THE EXERCISE –
Each entry below must be repeated word for word.

RECORD EXTRACTS –
★ ★ ★ ★ ★ ★ ★
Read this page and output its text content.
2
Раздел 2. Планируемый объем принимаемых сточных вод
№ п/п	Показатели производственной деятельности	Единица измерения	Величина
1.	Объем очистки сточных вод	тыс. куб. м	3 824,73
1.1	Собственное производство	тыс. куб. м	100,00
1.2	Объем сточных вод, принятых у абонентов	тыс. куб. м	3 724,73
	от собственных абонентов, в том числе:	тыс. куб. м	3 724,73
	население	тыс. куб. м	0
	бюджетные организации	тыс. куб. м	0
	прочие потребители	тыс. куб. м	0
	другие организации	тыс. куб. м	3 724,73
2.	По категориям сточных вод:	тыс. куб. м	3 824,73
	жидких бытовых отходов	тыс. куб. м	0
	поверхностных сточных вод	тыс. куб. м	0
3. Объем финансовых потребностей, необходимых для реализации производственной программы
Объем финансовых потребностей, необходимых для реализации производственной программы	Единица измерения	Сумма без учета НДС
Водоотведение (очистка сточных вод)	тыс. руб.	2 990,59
★ ★ ★ ★ ★ ★ ★
RESPONSE –
Read this page and output its text content.
2
Раздел 2. Планируемый объем принимаемых сточных вод
№ п/п	Показатели производственной деятельности	Единица измерения	Величина
1.	Объем очистки сточных вод	тыс. куб. м	3 824,73
1.1	Собственное производство	тыс. куб. м	100,00
1.2	Объем сточных вод, принятых у абонентов	тыс. куб. м	3 724,73
	от собственных абонентов, в том числе:	тыс. куб. м	3 724,73
	население	тыс. куб. м	0
	бюджетные организации	тыс. куб. м	0
	прочие потребители	тыс. куб. м	0
	другие организации	тыс. куб. м	3 724,73
2.	По категориям сточных вод:	тыс. куб. м	3 824,73
	жидких бытовых отходов	тыс. куб. м	0
	поверхностных сточных вод	тыс. куб. м	0
3. Объем финансовых потребностей, необходимых для реализации производственной программы
Объем финансовых потребностей, необходимых для реализации производственной программы	Единица измерения	Сумма без учета НДС
Водоотведение (очистка сточных вод)	тыс. руб.	2 990,59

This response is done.